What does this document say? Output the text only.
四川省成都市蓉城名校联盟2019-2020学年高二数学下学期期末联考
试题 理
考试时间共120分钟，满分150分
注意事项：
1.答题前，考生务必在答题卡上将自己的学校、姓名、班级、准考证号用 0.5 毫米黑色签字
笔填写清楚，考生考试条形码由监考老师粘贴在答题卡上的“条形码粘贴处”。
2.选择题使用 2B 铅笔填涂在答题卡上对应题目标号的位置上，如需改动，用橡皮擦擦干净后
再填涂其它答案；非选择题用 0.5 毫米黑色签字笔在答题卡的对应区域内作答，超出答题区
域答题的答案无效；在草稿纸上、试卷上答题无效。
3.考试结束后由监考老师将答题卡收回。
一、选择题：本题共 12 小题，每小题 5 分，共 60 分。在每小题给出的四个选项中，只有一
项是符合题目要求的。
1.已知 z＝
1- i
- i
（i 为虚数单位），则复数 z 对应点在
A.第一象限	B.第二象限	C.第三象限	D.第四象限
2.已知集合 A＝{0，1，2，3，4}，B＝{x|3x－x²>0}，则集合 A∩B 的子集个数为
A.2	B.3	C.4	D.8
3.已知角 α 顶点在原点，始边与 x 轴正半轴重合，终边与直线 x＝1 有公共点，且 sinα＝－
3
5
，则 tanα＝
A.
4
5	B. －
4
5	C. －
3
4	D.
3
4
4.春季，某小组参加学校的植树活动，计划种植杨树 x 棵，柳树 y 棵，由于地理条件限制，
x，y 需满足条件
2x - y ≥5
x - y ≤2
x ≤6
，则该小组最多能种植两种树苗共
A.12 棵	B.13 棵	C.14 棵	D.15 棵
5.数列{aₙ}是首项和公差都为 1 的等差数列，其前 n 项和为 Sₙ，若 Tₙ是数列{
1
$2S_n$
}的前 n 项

+++

Task: Extract the complete data, matching each line exactly.

The reply:
What does this document say? Output the text only.
四川省成都市蓉城名校联盟2019-2020学年高二数学下学期期末联考
试题 理
考试时间共120分钟，满分150分
注意事项：
1.答题前，考生务必在答题卡上将自己的学校、姓名、班级、准考证号用 0.5 毫米黑色签字
笔填写清楚，考生考试条形码由监考老师粘贴在答题卡上的“条形码粘贴处”。
2.选择题使用 2B 铅笔填涂在答题卡上对应题目标号的位置上，如需改动，用橡皮擦擦干净后
再填涂其它答案；非选择题用 0.5 毫米黑色签字笔在答题卡的对应区域内作答，超出答题区
域答题的答案无效；在草稿纸上、试卷上答题无效。
3.考试结束后由监考老师将答题卡收回。
一、选择题：本题共 12 小题，每小题 5 分，共 60 分。在每小题给出的四个选项中，只有一
项是符合题目要求的。
1.已知 z＝
1- i
- i
（i 为虚数单位），则复数 z 对应点在
A.第一象限	B.第二象限	C.第三象限	D.第四象限
2.已知集合 A＝{0，1，2，3，4}，B＝{x|3x－x²>0}，则集合 A∩B 的子集个数为
A.2	B.3	C.4	D.8
3.已知角 α 顶点在原点，始边与 x 轴正半轴重合，终边与直线 x＝1 有公共点，且 sinα＝－
3
5
，则 tanα＝
A.
4
5	B. －
4
5	C. －
3
4	D.
3
4
4.春季，某小组参加学校的植树活动，计划种植杨树 x 棵，柳树 y 棵，由于地理条件限制，
x，y 需满足条件
2x - y ≥5
x - y ≤2
x ≤6
，则该小组最多能种植两种树苗共
A.12 棵	B.13 棵	C.14 棵	D.15 棵
5.数列{aₙ}是首项和公差都为 1 的等差数列，其前 n 项和为 Sₙ，若 Tₙ是数列{
1
$2S_n$
}的前 n 项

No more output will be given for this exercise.